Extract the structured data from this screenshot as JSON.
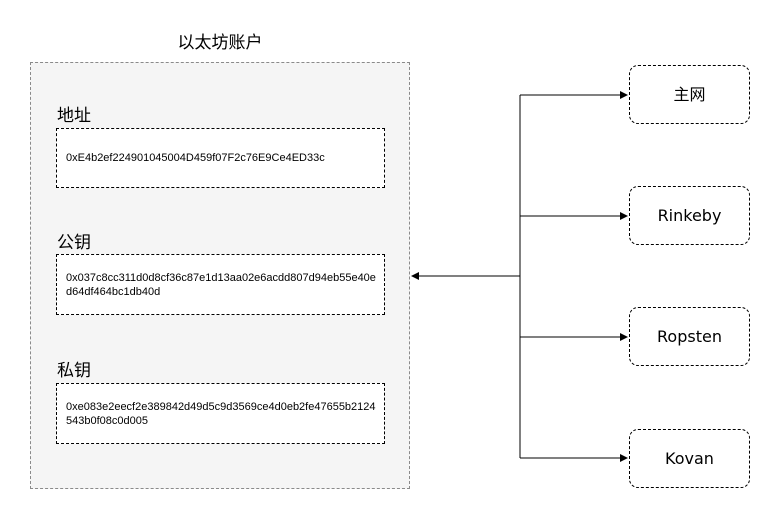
{
  "account": {
    "title": "以太坊账户",
    "fields": [
      {
        "label": "地址",
        "value": "0xE4b2ef224901045004D459f07F2c76E9Ce4ED33c"
      },
      {
        "label": "公钥",
        "value": "0x037c8cc311d0d8cf36c87e1d13aa02e6acdd807d94eb55e40ed64df464bc1db40d"
      },
      {
        "label": "私钥",
        "value": "0xe083e2eecf2e389842d49d5c9d3569ce4d0eb2fe47655b2124543b0f08c0d005"
      }
    ]
  },
  "networks": [
    {
      "label": "主网"
    },
    {
      "label": "Rinkeby"
    },
    {
      "label": "Ropsten"
    },
    {
      "label": "Kovan"
    }
  ],
  "colors": {
    "account_fill": "#f5f5f5",
    "account_border": "#8a8a8a",
    "line": "#000000"
  }
}
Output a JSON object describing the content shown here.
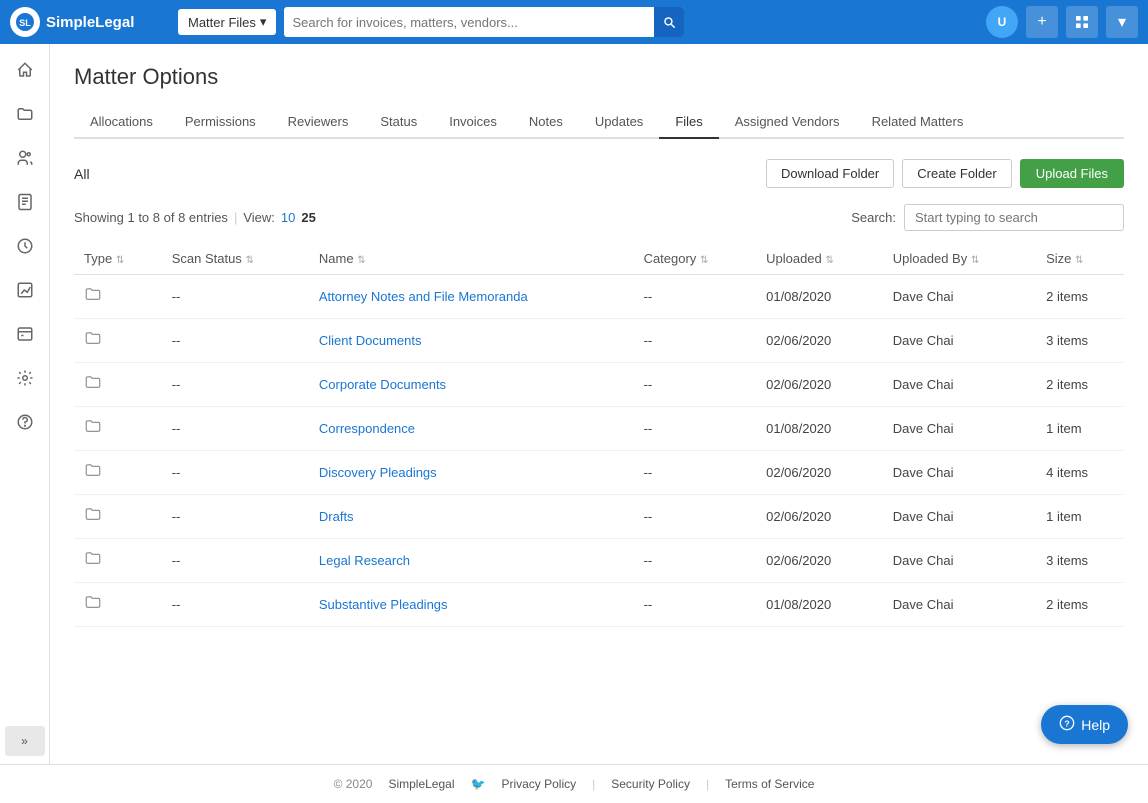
{
  "app": {
    "name": "SimpleLegal",
    "logo_initials": "SL"
  },
  "topnav": {
    "matter_files_label": "Matter Files",
    "search_placeholder": "Search for invoices, matters, vendors...",
    "dropdown_arrow": "▾"
  },
  "sidebar": {
    "items": [
      {
        "id": "home",
        "icon": "⌂",
        "label": "Home"
      },
      {
        "id": "matters",
        "icon": "📁",
        "label": "Matters"
      },
      {
        "id": "vendors",
        "icon": "👥",
        "label": "Vendors"
      },
      {
        "id": "invoices",
        "icon": "📄",
        "label": "Invoices"
      },
      {
        "id": "time",
        "icon": "⏱",
        "label": "Time"
      },
      {
        "id": "reports",
        "icon": "📊",
        "label": "Reports"
      },
      {
        "id": "ebilling",
        "icon": "📋",
        "label": "eBilling"
      },
      {
        "id": "settings",
        "icon": "⚙",
        "label": "Settings"
      },
      {
        "id": "help",
        "icon": "?",
        "label": "Help"
      }
    ],
    "expand_label": "«»"
  },
  "page": {
    "title": "Matter Options"
  },
  "tabs": [
    {
      "id": "allocations",
      "label": "Allocations",
      "active": false
    },
    {
      "id": "permissions",
      "label": "Permissions",
      "active": false
    },
    {
      "id": "reviewers",
      "label": "Reviewers",
      "active": false
    },
    {
      "id": "status",
      "label": "Status",
      "active": false
    },
    {
      "id": "invoices",
      "label": "Invoices",
      "active": false
    },
    {
      "id": "notes",
      "label": "Notes",
      "active": false
    },
    {
      "id": "updates",
      "label": "Updates",
      "active": false
    },
    {
      "id": "files",
      "label": "Files",
      "active": true
    },
    {
      "id": "assigned-vendors",
      "label": "Assigned Vendors",
      "active": false
    },
    {
      "id": "related-matters",
      "label": "Related Matters",
      "active": false
    }
  ],
  "files": {
    "section_label": "All",
    "download_folder_btn": "Download Folder",
    "create_folder_btn": "Create Folder",
    "upload_files_btn": "Upload Files",
    "showing_text": "Showing 1 to 8 of 8 entries",
    "view_label": "View:",
    "view_10": "10",
    "view_25": "25",
    "search_label": "Search:",
    "search_placeholder": "Start typing to search",
    "columns": [
      {
        "id": "type",
        "label": "Type"
      },
      {
        "id": "scan_status",
        "label": "Scan Status"
      },
      {
        "id": "name",
        "label": "Name"
      },
      {
        "id": "category",
        "label": "Category"
      },
      {
        "id": "uploaded",
        "label": "Uploaded"
      },
      {
        "id": "uploaded_by",
        "label": "Uploaded By"
      },
      {
        "id": "size",
        "label": "Size"
      }
    ],
    "rows": [
      {
        "type": "folder",
        "scan_status": "--",
        "name": "Attorney Notes and File Memoranda",
        "category": "--",
        "uploaded": "01/08/2020",
        "uploaded_by": "Dave Chai",
        "size": "2 items"
      },
      {
        "type": "folder",
        "scan_status": "--",
        "name": "Client Documents",
        "category": "--",
        "uploaded": "02/06/2020",
        "uploaded_by": "Dave Chai",
        "size": "3 items"
      },
      {
        "type": "folder",
        "scan_status": "--",
        "name": "Corporate Documents",
        "category": "--",
        "uploaded": "02/06/2020",
        "uploaded_by": "Dave Chai",
        "size": "2 items"
      },
      {
        "type": "folder",
        "scan_status": "--",
        "name": "Correspondence",
        "category": "--",
        "uploaded": "01/08/2020",
        "uploaded_by": "Dave Chai",
        "size": "1 item"
      },
      {
        "type": "folder",
        "scan_status": "--",
        "name": "Discovery Pleadings",
        "category": "--",
        "uploaded": "02/06/2020",
        "uploaded_by": "Dave Chai",
        "size": "4 items"
      },
      {
        "type": "folder",
        "scan_status": "--",
        "name": "Drafts",
        "category": "--",
        "uploaded": "02/06/2020",
        "uploaded_by": "Dave Chai",
        "size": "1 item"
      },
      {
        "type": "folder",
        "scan_status": "--",
        "name": "Legal Research",
        "category": "--",
        "uploaded": "02/06/2020",
        "uploaded_by": "Dave Chai",
        "size": "3 items"
      },
      {
        "type": "folder",
        "scan_status": "--",
        "name": "Substantive Pleadings",
        "category": "--",
        "uploaded": "01/08/2020",
        "uploaded_by": "Dave Chai",
        "size": "2 items"
      }
    ]
  },
  "footer": {
    "copyright": "© 2020",
    "brand": "SimpleLegal",
    "twitter_icon": "🐦",
    "privacy_policy": "Privacy Policy",
    "security_policy": "Security Policy",
    "terms": "Terms of Service"
  },
  "help": {
    "label": "Help"
  }
}
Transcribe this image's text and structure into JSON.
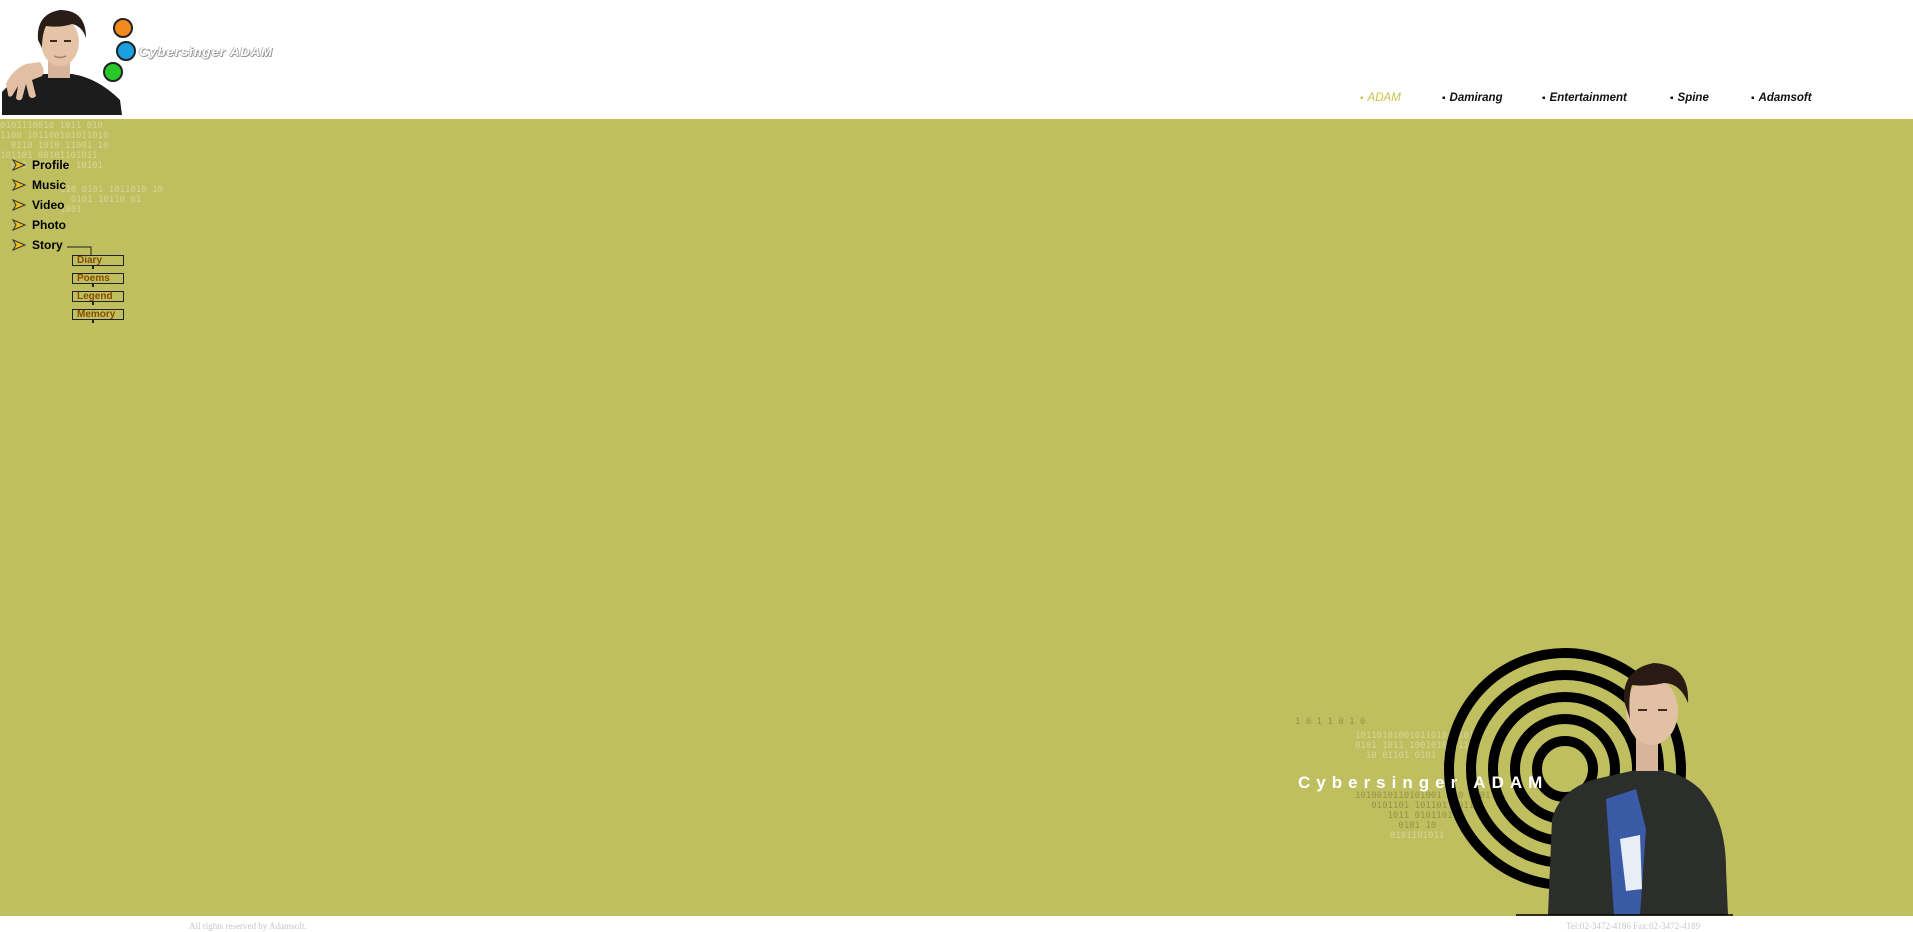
{
  "header": {
    "logo_text": "Cybersinger ADAM",
    "logo_dot_colors": [
      "#f08a1c",
      "#1aa0e0",
      "#28c828"
    ]
  },
  "topnav": {
    "items": [
      {
        "label": "ADAM",
        "active": true
      },
      {
        "label": "Damirang",
        "active": false
      },
      {
        "label": "Entertainment",
        "active": false
      },
      {
        "label": "Spine",
        "active": false
      },
      {
        "label": "Adamsoft",
        "active": false
      }
    ]
  },
  "sidebar": {
    "items": [
      {
        "label": "Profile"
      },
      {
        "label": "Music"
      },
      {
        "label": "Video"
      },
      {
        "label": "Photo"
      },
      {
        "label": "Story"
      }
    ],
    "story_submenu": [
      {
        "label": "Diary"
      },
      {
        "label": "Poems"
      },
      {
        "label": "Legend"
      },
      {
        "label": "Memory"
      }
    ]
  },
  "hero": {
    "title": "Cybersinger ADAM"
  },
  "footer": {
    "copyright": "All rights reserved by Adamsoft.",
    "contact": "Tel:02-3472-4186    Fax:02-3472-4189"
  },
  "colors": {
    "main_bg": "#bfbf60",
    "arrow_fill": "#f0c020",
    "sub_text": "#8a4a00"
  }
}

-*-*-

Write out all the entries again, word for word, and print no images.

__Result below__:
Extract the structured data from this screenshot as JSON.
{
  "account": {
    "title": "以太坊账户",
    "fields": [
      {
        "label": "地址",
        "value": "0xE4b2ef224901045004D459f07F2c76E9Ce4ED33c"
      },
      {
        "label": "公钥",
        "value": "0x037c8cc311d0d8cf36c87e1d13aa02e6acdd807d94eb55e40ed64df464bc1db40d"
      },
      {
        "label": "私钥",
        "value": "0xe083e2eecf2e389842d49d5c9d3569ce4d0eb2fe47655b2124543b0f08c0d005"
      }
    ]
  },
  "networks": [
    {
      "label": "主网"
    },
    {
      "label": "Rinkeby"
    },
    {
      "label": "Ropsten"
    },
    {
      "label": "Kovan"
    }
  ],
  "colors": {
    "account_fill": "#f5f5f5",
    "account_border": "#8a8a8a",
    "line": "#000000"
  }
}
Output a JSON object describing the content shown here.
{
  "app": {
    "name": "SimpleLegal",
    "logo_initials": "SL"
  },
  "topnav": {
    "matter_files_label": "Matter Files",
    "search_placeholder": "Search for invoices, matters, vendors...",
    "dropdown_arrow": "▾"
  },
  "sidebar": {
    "items": [
      {
        "id": "home",
        "icon": "⌂",
        "label": "Home"
      },
      {
        "id": "matters",
        "icon": "📁",
        "label": "Matters"
      },
      {
        "id": "vendors",
        "icon": "👥",
        "label": "Vendors"
      },
      {
        "id": "invoices",
        "icon": "📄",
        "label": "Invoices"
      },
      {
        "id": "time",
        "icon": "⏱",
        "label": "Time"
      },
      {
        "id": "reports",
        "icon": "📊",
        "label": "Reports"
      },
      {
        "id": "ebilling",
        "icon": "📋",
        "label": "eBilling"
      },
      {
        "id": "settings",
        "icon": "⚙",
        "label": "Settings"
      },
      {
        "id": "help",
        "icon": "?",
        "label": "Help"
      }
    ],
    "expand_label": "«»"
  },
  "page": {
    "title": "Matter Options"
  },
  "tabs": [
    {
      "id": "allocations",
      "label": "Allocations",
      "active": false
    },
    {
      "id": "permissions",
      "label": "Permissions",
      "active": false
    },
    {
      "id": "reviewers",
      "label": "Reviewers",
      "active": false
    },
    {
      "id": "status",
      "label": "Status",
      "active": false
    },
    {
      "id": "invoices",
      "label": "Invoices",
      "active": false
    },
    {
      "id": "notes",
      "label": "Notes",
      "active": false
    },
    {
      "id": "updates",
      "label": "Updates",
      "active": false
    },
    {
      "id": "files",
      "label": "Files",
      "active": true
    },
    {
      "id": "assigned-vendors",
      "label": "Assigned Vendors",
      "active": false
    },
    {
      "id": "related-matters",
      "label": "Related Matters",
      "active": false
    }
  ],
  "files": {
    "section_label": "All",
    "download_folder_btn": "Download Folder",
    "create_folder_btn": "Create Folder",
    "upload_files_btn": "Upload Files",
    "showing_text": "Showing 1 to 8 of 8 entries",
    "view_label": "View:",
    "view_10": "10",
    "view_25": "25",
    "search_label": "Search:",
    "search_placeholder": "Start typing to search",
    "columns": [
      {
        "id": "type",
        "label": "Type"
      },
      {
        "id": "scan_status",
        "label": "Scan Status"
      },
      {
        "id": "name",
        "label": "Name"
      },
      {
        "id": "category",
        "label": "Category"
      },
      {
        "id": "uploaded",
        "label": "Uploaded"
      },
      {
        "id": "uploaded_by",
        "label": "Uploaded By"
      },
      {
        "id": "size",
        "label": "Size"
      }
    ],
    "rows": [
      {
        "type": "folder",
        "scan_status": "--",
        "name": "Attorney Notes and File Memoranda",
        "category": "--",
        "uploaded": "01/08/2020",
        "uploaded_by": "Dave Chai",
        "size": "2 items"
      },
      {
        "type": "folder",
        "scan_status": "--",
        "name": "Client Documents",
        "category": "--",
        "uploaded": "02/06/2020",
        "uploaded_by": "Dave Chai",
        "size": "3 items"
      },
      {
        "type": "folder",
        "scan_status": "--",
        "name": "Corporate Documents",
        "category": "--",
        "uploaded": "02/06/2020",
        "uploaded_by": "Dave Chai",
        "size": "2 items"
      },
      {
        "type": "folder",
        "scan_status": "--",
        "name": "Correspondence",
        "category": "--",
        "uploaded": "01/08/2020",
        "uploaded_by": "Dave Chai",
        "size": "1 item"
      },
      {
        "type": "folder",
        "scan_status": "--",
        "name": "Discovery Pleadings",
        "category": "--",
        "uploaded": "02/06/2020",
        "uploaded_by": "Dave Chai",
        "size": "4 items"
      },
      {
        "type": "folder",
        "scan_status": "--",
        "name": "Drafts",
        "category": "--",
        "uploaded": "02/06/2020",
        "uploaded_by": "Dave Chai",
        "size": "1 item"
      },
      {
        "type": "folder",
        "scan_status": "--",
        "name": "Legal Research",
        "category": "--",
        "uploaded": "02/06/2020",
        "uploaded_by": "Dave Chai",
        "size": "3 items"
      },
      {
        "type": "folder",
        "scan_status": "--",
        "name": "Substantive Pleadings",
        "category": "--",
        "uploaded": "01/08/2020",
        "uploaded_by": "Dave Chai",
        "size": "2 items"
      }
    ]
  },
  "footer": {
    "copyright": "© 2020",
    "brand": "SimpleLegal",
    "twitter_icon": "🐦",
    "privacy_policy": "Privacy Policy",
    "security_policy": "Security Policy",
    "terms": "Terms of Service"
  },
  "help": {
    "label": "Help"
  }
}
Transcribe this image's text and structure into JSON.
{
  "header": {
    "logo_text": "Cybersinger ADAM",
    "logo_dot_colors": [
      "#f08a1c",
      "#1aa0e0",
      "#28c828"
    ]
  },
  "topnav": {
    "items": [
      {
        "label": "ADAM",
        "active": true
      },
      {
        "label": "Damirang",
        "active": false
      },
      {
        "label": "Entertainment",
        "active": false
      },
      {
        "label": "Spine",
        "active": false
      },
      {
        "label": "Adamsoft",
        "active": false
      }
    ]
  },
  "sidebar": {
    "items": [
      {
        "label": "Profile"
      },
      {
        "label": "Music"
      },
      {
        "label": "Video"
      },
      {
        "label": "Photo"
      },
      {
        "label": "Story"
      }
    ],
    "story_submenu": [
      {
        "label": "Diary"
      },
      {
        "label": "Poems"
      },
      {
        "label": "Legend"
      },
      {
        "label": "Memory"
      }
    ]
  },
  "hero": {
    "title": "Cybersinger ADAM"
  },
  "footer": {
    "copyright": "All rights reserved by Adamsoft.",
    "contact": "Tel:02-3472-4186    Fax:02-3472-4189"
  },
  "colors": {
    "main_bg": "#bfbf60",
    "arrow_fill": "#f0c020",
    "sub_text": "#8a4a00"
  }
}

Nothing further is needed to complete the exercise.